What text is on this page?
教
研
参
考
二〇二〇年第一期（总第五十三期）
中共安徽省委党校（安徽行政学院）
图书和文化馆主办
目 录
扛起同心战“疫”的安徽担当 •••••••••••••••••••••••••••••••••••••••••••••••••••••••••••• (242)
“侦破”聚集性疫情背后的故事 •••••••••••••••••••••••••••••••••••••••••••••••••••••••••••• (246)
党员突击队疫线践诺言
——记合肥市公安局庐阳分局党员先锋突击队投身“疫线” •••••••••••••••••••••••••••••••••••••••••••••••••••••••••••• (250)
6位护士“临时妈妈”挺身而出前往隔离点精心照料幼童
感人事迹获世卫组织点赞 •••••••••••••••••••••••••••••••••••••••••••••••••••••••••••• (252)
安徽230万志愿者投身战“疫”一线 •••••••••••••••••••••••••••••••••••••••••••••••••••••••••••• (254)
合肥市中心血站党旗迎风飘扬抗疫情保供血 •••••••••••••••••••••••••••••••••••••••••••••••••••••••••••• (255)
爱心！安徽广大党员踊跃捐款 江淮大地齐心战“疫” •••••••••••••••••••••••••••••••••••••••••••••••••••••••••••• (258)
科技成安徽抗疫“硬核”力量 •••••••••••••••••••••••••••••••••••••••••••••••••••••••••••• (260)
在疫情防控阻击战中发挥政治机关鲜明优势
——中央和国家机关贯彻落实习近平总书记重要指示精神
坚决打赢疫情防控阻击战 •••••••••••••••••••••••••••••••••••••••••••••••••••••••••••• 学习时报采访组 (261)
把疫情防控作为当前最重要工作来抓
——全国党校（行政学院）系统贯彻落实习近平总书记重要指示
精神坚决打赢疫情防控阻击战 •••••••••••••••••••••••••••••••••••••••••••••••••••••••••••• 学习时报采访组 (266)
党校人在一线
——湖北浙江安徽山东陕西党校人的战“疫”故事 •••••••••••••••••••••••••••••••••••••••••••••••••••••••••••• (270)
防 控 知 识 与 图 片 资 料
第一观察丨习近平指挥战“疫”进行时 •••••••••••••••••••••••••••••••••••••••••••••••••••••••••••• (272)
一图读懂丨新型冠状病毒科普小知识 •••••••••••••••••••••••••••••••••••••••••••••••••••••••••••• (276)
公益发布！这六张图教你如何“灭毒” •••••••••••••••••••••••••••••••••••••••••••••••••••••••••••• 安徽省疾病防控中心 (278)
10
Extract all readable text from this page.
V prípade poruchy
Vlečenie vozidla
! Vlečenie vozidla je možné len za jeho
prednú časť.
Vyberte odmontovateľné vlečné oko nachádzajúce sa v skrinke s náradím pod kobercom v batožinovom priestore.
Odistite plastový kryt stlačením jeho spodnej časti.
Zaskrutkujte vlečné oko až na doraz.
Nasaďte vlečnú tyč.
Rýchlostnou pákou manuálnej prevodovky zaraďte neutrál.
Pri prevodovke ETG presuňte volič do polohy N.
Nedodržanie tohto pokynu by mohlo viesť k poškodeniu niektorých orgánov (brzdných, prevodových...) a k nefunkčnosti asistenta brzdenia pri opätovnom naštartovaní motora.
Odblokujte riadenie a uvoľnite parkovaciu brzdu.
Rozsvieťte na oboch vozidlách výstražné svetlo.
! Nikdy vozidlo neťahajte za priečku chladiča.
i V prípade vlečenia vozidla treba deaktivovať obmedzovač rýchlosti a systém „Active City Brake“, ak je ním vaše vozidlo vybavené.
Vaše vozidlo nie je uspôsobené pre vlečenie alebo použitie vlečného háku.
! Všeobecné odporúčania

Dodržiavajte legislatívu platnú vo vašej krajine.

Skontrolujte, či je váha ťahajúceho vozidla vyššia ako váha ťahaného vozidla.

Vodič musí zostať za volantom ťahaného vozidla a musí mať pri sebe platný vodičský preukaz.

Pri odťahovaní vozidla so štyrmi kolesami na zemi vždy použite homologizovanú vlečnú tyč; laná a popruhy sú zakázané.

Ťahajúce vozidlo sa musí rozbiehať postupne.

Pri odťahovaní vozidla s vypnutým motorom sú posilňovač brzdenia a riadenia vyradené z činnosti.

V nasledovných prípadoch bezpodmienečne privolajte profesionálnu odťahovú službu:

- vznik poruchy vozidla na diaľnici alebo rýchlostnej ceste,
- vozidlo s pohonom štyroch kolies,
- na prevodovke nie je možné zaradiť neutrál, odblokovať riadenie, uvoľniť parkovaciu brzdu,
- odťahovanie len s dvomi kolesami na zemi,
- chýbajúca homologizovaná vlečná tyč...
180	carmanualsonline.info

++++++++++

Send back each record exactly as it stands.

Output of the task>
What text is on this page?
教
研
参
考
二〇二〇年第一期（总第五十三期）
中共安徽省委党校（安徽行政学院）
图书和文化馆主办
目 录
扛起同心战“疫”的安徽担当 •••••••••••••••••••••••••••••••••••••••••••••••••••••••••••• (242)
“侦破”聚集性疫情背后的故事 •••••••••••••••••••••••••••••••••••••••••••••••••••••••••••• (246)
党员突击队疫线践诺言
——记合肥市公安局庐阳分局党员先锋突击队投身“疫线” •••••••••••••••••••••••••••••••••••••••••••••••••••••••••••• (250)
6位护士“临时妈妈”挺身而出前往隔离点精心照料幼童
感人事迹获世卫组织点赞 •••••••••••••••••••••••••••••••••••••••••••••••••••••••••••• (252)
安徽230万志愿者投身战“疫”一线 •••••••••••••••••••••••••••••••••••••••••••••••••••••••••••• (254)
合肥市中心血站党旗迎风飘扬抗疫情保供血 •••••••••••••••••••••••••••••••••••••••••••••••••••••••••••• (255)
爱心！安徽广大党员踊跃捐款 江淮大地齐心战“疫” •••••••••••••••••••••••••••••••••••••••••••••••••••••••••••• (258)
科技成安徽抗疫“硬核”力量 •••••••••••••••••••••••••••••••••••••••••••••••••••••••••••• (260)
在疫情防控阻击战中发挥政治机关鲜明优势
——中央和国家机关贯彻落实习近平总书记重要指示精神
坚决打赢疫情防控阻击战 •••••••••••••••••••••••••••••••••••••••••••••••••••••••••••• 学习时报采访组 (261)
把疫情防控作为当前最重要工作来抓
——全国党校（行政学院）系统贯彻落实习近平总书记重要指示
精神坚决打赢疫情防控阻击战 •••••••••••••••••••••••••••••••••••••••••••••••••••••••••••• 学习时报采访组 (266)
党校人在一线
——湖北浙江安徽山东陕西党校人的战“疫”故事 •••••••••••••••••••••••••••••••••••••••••••••••••••••••••••• (270)
防 控 知 识 与 图 片 资 料
第一观察丨习近平指挥战“疫”进行时 •••••••••••••••••••••••••••••••••••••••••••••••••••••••••••• (272)
一图读懂丨新型冠状病毒科普小知识 •••••••••••••••••••••••••••••••••••••••••••••••••••••••••••• (276)
公益发布！这六张图教你如何“灭毒” •••••••••••••••••••••••••••••••••••••••••••••••••••••••••••• 安徽省疾病防控中心 (278)
10
Extract all readable text from this page.
V prípade poruchy
Vlečenie vozidla
! Vlečenie vozidla je možné len za jeho
prednú časť.
Vyberte odmontovateľné vlečné oko nachádzajúce sa v skrinke s náradím pod kobercom v batožinovom priestore.
Odistite plastový kryt stlačením jeho spodnej časti.
Zaskrutkujte vlečné oko až na doraz.
Nasaďte vlečnú tyč.
Rýchlostnou pákou manuálnej prevodovky zaraďte neutrál.
Pri prevodovke ETG presuňte volič do polohy N.
Nedodržanie tohto pokynu by mohlo viesť k poškodeniu niektorých orgánov (brzdných, prevodových...) a k nefunkčnosti asistenta brzdenia pri opätovnom naštartovaní motora.
Odblokujte riadenie a uvoľnite parkovaciu brzdu.
Rozsvieťte na oboch vozidlách výstražné svetlo.
! Nikdy vozidlo neťahajte za priečku chladiča.
i V prípade vlečenia vozidla treba deaktivovať obmedzovač rýchlosti a systém „Active City Brake“, ak je ním vaše vozidlo vybavené.
Vaše vozidlo nie je uspôsobené pre vlečenie alebo použitie vlečného háku.
! Všeobecné odporúčania

Dodržiavajte legislatívu platnú vo vašej krajine.

Skontrolujte, či je váha ťahajúceho vozidla vyššia ako váha ťahaného vozidla.

Vodič musí zostať za volantom ťahaného vozidla a musí mať pri sebe platný vodičský preukaz.

Pri odťahovaní vozidla so štyrmi kolesami na zemi vždy použite homologizovanú vlečnú tyč; laná a popruhy sú zakázané.

Ťahajúce vozidlo sa musí rozbiehať postupne.

Pri odťahovaní vozidla s vypnutým motorom sú posilňovač brzdenia a riadenia vyradené z činnosti.

V nasledovných prípadoch bezpodmienečne privolajte profesionálnu odťahovú službu:

- vznik poruchy vozidla na diaľnici alebo rýchlostnej ceste,
- vozidlo s pohonom štyroch kolies,
- na prevodovke nie je možné zaradiť neutrál, odblokovať riadenie, uvoľniť parkovaciu brzdu,
- odťahovanie len s dvomi kolesami na zemi,
- chýbajúca homologizovaná vlečná tyč...
180	carmanualsonline.info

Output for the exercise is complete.